To be done -> Your task is to locate every line holding the string "POST" and to copy each of them.

Stored data entries:

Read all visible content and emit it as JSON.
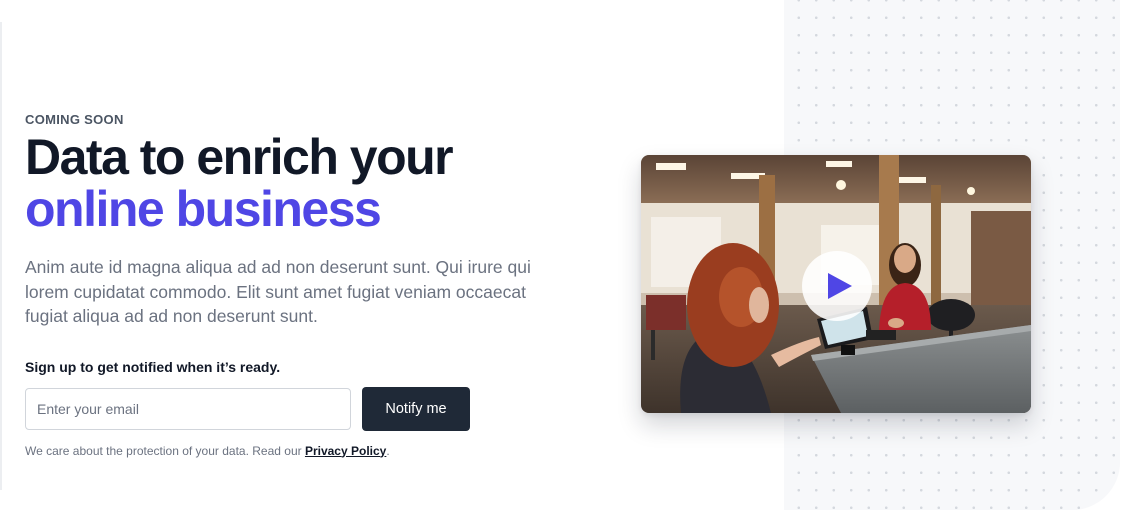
{
  "hero": {
    "eyebrow": "COMING SOON",
    "headline_line1": "Data to enrich your",
    "headline_line2": "online business",
    "description": "Anim aute id magna aliqua ad ad non deserunt sunt. Qui irure qui lorem cupidatat commodo. Elit sunt amet fugiat veniam occaecat fugiat aliqua ad ad non deserunt sunt."
  },
  "signup": {
    "label": "Sign up to get notified when it’s ready.",
    "email_placeholder": "Enter your email",
    "email_value": "",
    "button_label": "Notify me",
    "privacy_prefix": "We care about the protection of your data. Read our ",
    "privacy_link": "Privacy Policy",
    "privacy_suffix": "."
  },
  "video": {
    "thumbnail": "photo-of-two-women-at-shop-counter",
    "play_icon": "play-icon"
  },
  "colors": {
    "accent": "#4f46e5",
    "heading": "#111827",
    "button_bg": "#1f2937",
    "body_text": "#6b7280"
  }
}
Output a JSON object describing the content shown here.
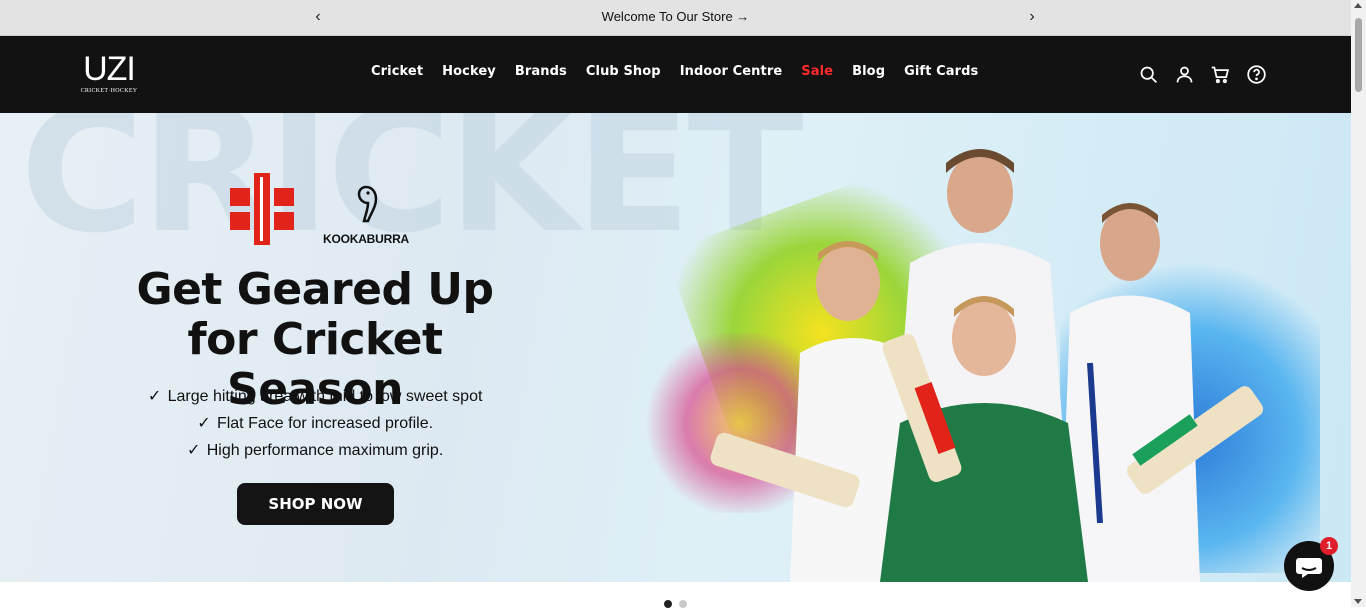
{
  "announcement": {
    "prev_label": "‹",
    "text": "Welcome To Our Store →",
    "next_label": "›"
  },
  "header": {
    "logo_mark": "UZI",
    "logo_sub": "CRICKET·HOCKEY",
    "nav": [
      "Cricket",
      "Hockey",
      "Brands",
      "Club Shop",
      "Indoor Centre",
      "Sale",
      "Blog",
      "Gift Cards"
    ],
    "icons": [
      "search-icon",
      "account-icon",
      "cart-icon",
      "help-icon"
    ],
    "sale_color": "#ff2a2a"
  },
  "hero": {
    "bg_text": "CRICKET",
    "brand1": "GRAY-NICOLLS",
    "brand2": "KOOKABURRA",
    "headline_line1": "Get Geared Up",
    "headline_line2": "for Cricket Season",
    "features": [
      "Large hitting area with mid to low sweet spot",
      "Flat Face for increased profile.",
      "High performance maximum grip."
    ],
    "cta": "SHOP NOW"
  },
  "slider": {
    "slides": 2,
    "active": 1
  },
  "chat": {
    "badge": "1"
  }
}
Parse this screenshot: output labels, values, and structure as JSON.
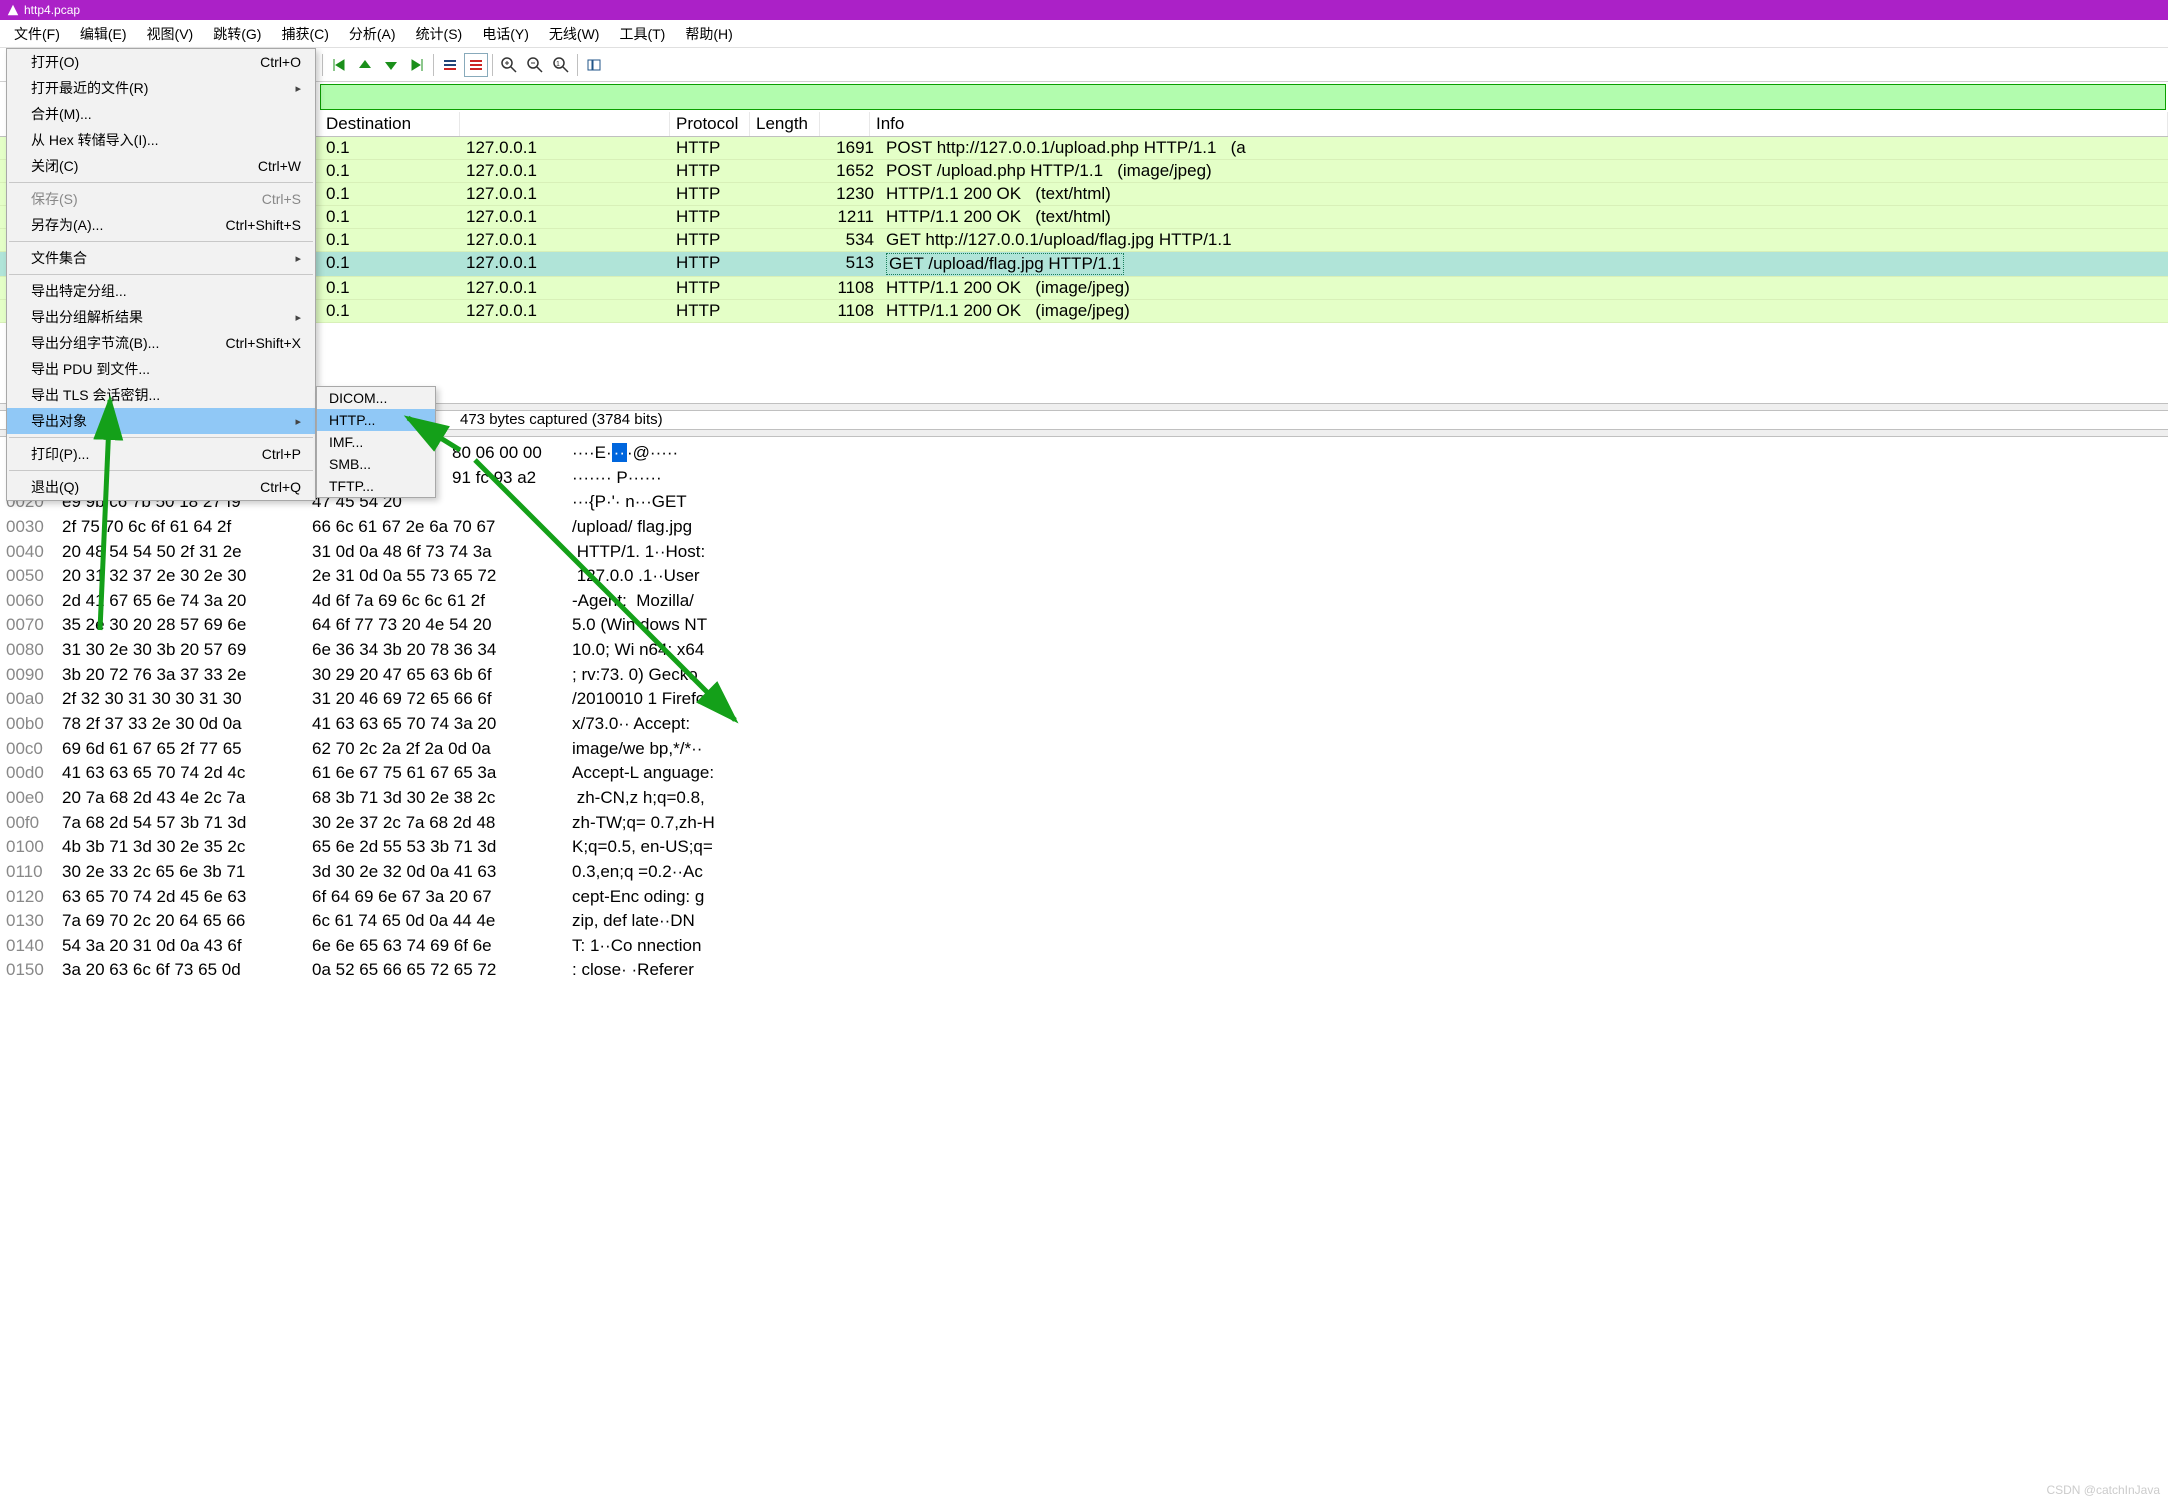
{
  "title": "http4.pcap",
  "menubar": [
    "文件(F)",
    "编辑(E)",
    "视图(V)",
    "跳转(G)",
    "捕获(C)",
    "分析(A)",
    "统计(S)",
    "电话(Y)",
    "无线(W)",
    "工具(T)",
    "帮助(H)"
  ],
  "file_menu": [
    {
      "label": "打开(O)",
      "accel": "Ctrl+O"
    },
    {
      "label": "打开最近的文件(R)",
      "accel": "",
      "arrow": true
    },
    {
      "label": "合并(M)...",
      "accel": ""
    },
    {
      "label": "从 Hex 转储导入(I)...",
      "accel": ""
    },
    {
      "label": "关闭(C)",
      "accel": "Ctrl+W"
    },
    {
      "sep": true
    },
    {
      "label": "保存(S)",
      "accel": "Ctrl+S",
      "dis": true
    },
    {
      "label": "另存为(A)...",
      "accel": "Ctrl+Shift+S"
    },
    {
      "sep": true
    },
    {
      "label": "文件集合",
      "accel": "",
      "arrow": true
    },
    {
      "sep": true
    },
    {
      "label": "导出特定分组...",
      "accel": ""
    },
    {
      "label": "导出分组解析结果",
      "accel": "",
      "arrow": true
    },
    {
      "label": "导出分组字节流(B)...",
      "accel": "Ctrl+Shift+X"
    },
    {
      "label": "导出 PDU 到文件...",
      "accel": ""
    },
    {
      "label": "导出 TLS 会话密钥...",
      "accel": ""
    },
    {
      "label": "导出对象",
      "accel": "",
      "arrow": true,
      "hl": true
    },
    {
      "sep": true
    },
    {
      "label": "打印(P)...",
      "accel": "Ctrl+P"
    },
    {
      "sep": true
    },
    {
      "label": "退出(Q)",
      "accel": "Ctrl+Q"
    }
  ],
  "submenu": [
    "DICOM...",
    "HTTP...",
    "IMF...",
    "SMB...",
    "TFTP..."
  ],
  "submenu_hl": 1,
  "packet_headers": {
    "dest": "Destination",
    "proto": "Protocol",
    "len": "Length",
    "info": "Info"
  },
  "packets": [
    {
      "sfx": "0.1",
      "dst": "127.0.0.1",
      "proto": "HTTP",
      "len": "1691",
      "info": "POST http://127.0.0.1/upload.php HTTP/1.1   (a"
    },
    {
      "sfx": "0.1",
      "dst": "127.0.0.1",
      "proto": "HTTP",
      "len": "1652",
      "info": "POST /upload.php HTTP/1.1   (image/jpeg)"
    },
    {
      "sfx": "0.1",
      "dst": "127.0.0.1",
      "proto": "HTTP",
      "len": "1230",
      "info": "HTTP/1.1 200 OK   (text/html)"
    },
    {
      "sfx": "0.1",
      "dst": "127.0.0.1",
      "proto": "HTTP",
      "len": "1211",
      "info": "HTTP/1.1 200 OK   (text/html)"
    },
    {
      "sfx": "0.1",
      "dst": "127.0.0.1",
      "proto": "HTTP",
      "len": "534",
      "info": "GET http://127.0.0.1/upload/flag.jpg HTTP/1.1"
    },
    {
      "sfx": "0.1",
      "dst": "127.0.0.1",
      "proto": "HTTP",
      "len": "513",
      "info": "GET /upload/flag.jpg HTTP/1.1",
      "sel": true,
      "infobox": true
    },
    {
      "sfx": "0.1",
      "dst": "127.0.0.1",
      "proto": "HTTP",
      "len": "1108",
      "info": "HTTP/1.1 200 OK   (image/jpeg)"
    },
    {
      "sfx": "0.1",
      "dst": "127.0.0.1",
      "proto": "HTTP",
      "len": "1108",
      "info": "HTTP/1.1 200 OK   (image/jpeg)"
    }
  ],
  "details_line": "473 bytes captured (3784 bits)",
  "hexrows": [
    {
      "a": "",
      "b1": "",
      "b2": "80 06 00 00",
      "asc": "····E·",
      "asc2": "·@·····",
      "mark": "··"
    },
    {
      "a": "",
      "b1": "",
      "b2": "91 fc 93 a2",
      "asc": "·······",
      "asc2": "P······"
    },
    {
      "a": "0020",
      "b1": "e9 9b c6 7b 50 18 27 f9",
      "b2": "47 45 54 20",
      "asc": "···{P·'·",
      "asc2": "n···GET "
    },
    {
      "a": "0030",
      "b1": "2f 75 70 6c 6f 61 64 2f",
      "b2": "66 6c 61 67 2e 6a 70 67",
      "asc": "/upload/",
      "asc2": "flag.jpg"
    },
    {
      "a": "0040",
      "b1": "20 48 54 54 50 2f 31 2e",
      "b2": "31 0d 0a 48 6f 73 74 3a",
      "asc": " HTTP/1.",
      "asc2": "1··Host:"
    },
    {
      "a": "0050",
      "b1": "20 31 32 37 2e 30 2e 30",
      "b2": "2e 31 0d 0a 55 73 65 72",
      "asc": " 127.0.0",
      "asc2": ".1··User"
    },
    {
      "a": "0060",
      "b1": "2d 41 67 65 6e 74 3a 20",
      "b2": "4d 6f 7a 69 6c 6c 61 2f",
      "asc": "-Agent: ",
      "asc2": "Mozilla/"
    },
    {
      "a": "0070",
      "b1": "35 2e 30 20 28 57 69 6e",
      "b2": "64 6f 77 73 20 4e 54 20",
      "asc": "5.0 (Win",
      "asc2": "dows NT "
    },
    {
      "a": "0080",
      "b1": "31 30 2e 30 3b 20 57 69",
      "b2": "6e 36 34 3b 20 78 36 34",
      "asc": "10.0; Wi",
      "asc2": "n64; x64"
    },
    {
      "a": "0090",
      "b1": "3b 20 72 76 3a 37 33 2e",
      "b2": "30 29 20 47 65 63 6b 6f",
      "asc": "; rv:73.",
      "asc2": "0) Gecko"
    },
    {
      "a": "00a0",
      "b1": "2f 32 30 31 30 30 31 30",
      "b2": "31 20 46 69 72 65 66 6f",
      "asc": "/2010010",
      "asc2": "1 Firefo"
    },
    {
      "a": "00b0",
      "b1": "78 2f 37 33 2e 30 0d 0a",
      "b2": "41 63 63 65 70 74 3a 20",
      "asc": "x/73.0··",
      "asc2": "Accept: "
    },
    {
      "a": "00c0",
      "b1": "69 6d 61 67 65 2f 77 65",
      "b2": "62 70 2c 2a 2f 2a 0d 0a",
      "asc": "image/we",
      "asc2": "bp,*/*··"
    },
    {
      "a": "00d0",
      "b1": "41 63 63 65 70 74 2d 4c",
      "b2": "61 6e 67 75 61 67 65 3a",
      "asc": "Accept-L",
      "asc2": "anguage:"
    },
    {
      "a": "00e0",
      "b1": "20 7a 68 2d 43 4e 2c 7a",
      "b2": "68 3b 71 3d 30 2e 38 2c",
      "asc": " zh-CN,z",
      "asc2": "h;q=0.8,"
    },
    {
      "a": "00f0",
      "b1": "7a 68 2d 54 57 3b 71 3d",
      "b2": "30 2e 37 2c 7a 68 2d 48",
      "asc": "zh-TW;q=",
      "asc2": "0.7,zh-H"
    },
    {
      "a": "0100",
      "b1": "4b 3b 71 3d 30 2e 35 2c",
      "b2": "65 6e 2d 55 53 3b 71 3d",
      "asc": "K;q=0.5,",
      "asc2": "en-US;q="
    },
    {
      "a": "0110",
      "b1": "30 2e 33 2c 65 6e 3b 71",
      "b2": "3d 30 2e 32 0d 0a 41 63",
      "asc": "0.3,en;q",
      "asc2": "=0.2··Ac"
    },
    {
      "a": "0120",
      "b1": "63 65 70 74 2d 45 6e 63",
      "b2": "6f 64 69 6e 67 3a 20 67",
      "asc": "cept-Enc",
      "asc2": "oding: g"
    },
    {
      "a": "0130",
      "b1": "7a 69 70 2c 20 64 65 66",
      "b2": "6c 61 74 65 0d 0a 44 4e",
      "asc": "zip, def",
      "asc2": "late··DN"
    },
    {
      "a": "0140",
      "b1": "54 3a 20 31 0d 0a 43 6f",
      "b2": "6e 6e 65 63 74 69 6f 6e",
      "asc": "T: 1··Co",
      "asc2": "nnection"
    },
    {
      "a": "0150",
      "b1": "3a 20 63 6c 6f 73 65 0d",
      "b2": "0a 52 65 66 65 72 65 72",
      "asc": ": close·",
      "asc2": "·Referer"
    }
  ],
  "watermark": "CSDN @catchInJava"
}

Task solution ->
      "info": "POST http://127.0.0.1/upload.php HTTP/1.1   (a"
      "info": "POST /upload.php HTTP/1.1   (image/jpeg)"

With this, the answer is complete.